- THE REQUEST
Give all of the lines again exactly as they read.

- MATERIAL FOR THE TASK
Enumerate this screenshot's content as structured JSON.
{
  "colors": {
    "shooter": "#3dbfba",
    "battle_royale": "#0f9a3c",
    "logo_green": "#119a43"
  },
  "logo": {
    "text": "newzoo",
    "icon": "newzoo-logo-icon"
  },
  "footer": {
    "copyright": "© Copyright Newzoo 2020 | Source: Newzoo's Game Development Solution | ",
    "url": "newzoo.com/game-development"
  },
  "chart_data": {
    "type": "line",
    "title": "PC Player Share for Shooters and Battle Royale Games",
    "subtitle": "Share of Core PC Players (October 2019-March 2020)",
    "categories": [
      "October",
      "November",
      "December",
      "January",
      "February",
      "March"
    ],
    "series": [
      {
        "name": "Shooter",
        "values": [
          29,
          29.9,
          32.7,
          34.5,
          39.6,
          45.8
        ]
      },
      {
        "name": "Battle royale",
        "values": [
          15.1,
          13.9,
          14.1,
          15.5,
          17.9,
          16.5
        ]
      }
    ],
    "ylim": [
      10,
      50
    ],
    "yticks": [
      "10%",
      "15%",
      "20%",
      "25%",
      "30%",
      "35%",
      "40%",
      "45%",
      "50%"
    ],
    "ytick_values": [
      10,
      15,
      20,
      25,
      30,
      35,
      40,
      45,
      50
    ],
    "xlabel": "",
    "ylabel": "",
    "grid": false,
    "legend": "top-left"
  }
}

- WRITTEN SOLUTION
Enumerate this screenshot's content as structured JSON.
{
  "colors": {
    "shooter": "#3dbfba",
    "battle_royale": "#0f9a3c",
    "logo_green": "#119a43"
  },
  "logo": {
    "text": "newzoo",
    "icon": "newzoo-logo-icon"
  },
  "footer": {
    "copyright": "© Copyright Newzoo 2020 | Source: Newzoo's Game Development Solution | ",
    "url": "newzoo.com/game-development"
  },
  "chart_data": {
    "type": "line",
    "title": "PC Player Share for Shooters and Battle Royale Games",
    "subtitle": "Share of Core PC Players (October 2019-March 2020)",
    "categories": [
      "October",
      "November",
      "December",
      "January",
      "February",
      "March"
    ],
    "series": [
      {
        "name": "Shooter",
        "values": [
          29,
          29.9,
          32.7,
          34.5,
          39.6,
          45.8
        ]
      },
      {
        "name": "Battle royale",
        "values": [
          15.1,
          13.9,
          14.1,
          15.5,
          17.9,
          16.5
        ]
      }
    ],
    "ylim": [
      10,
      50
    ],
    "yticks": [
      "10%",
      "15%",
      "20%",
      "25%",
      "30%",
      "35%",
      "40%",
      "45%",
      "50%"
    ],
    "ytick_values": [
      10,
      15,
      20,
      25,
      30,
      35,
      40,
      45,
      50
    ],
    "xlabel": "",
    "ylabel": "",
    "grid": false,
    "legend": "top-left"
  }
}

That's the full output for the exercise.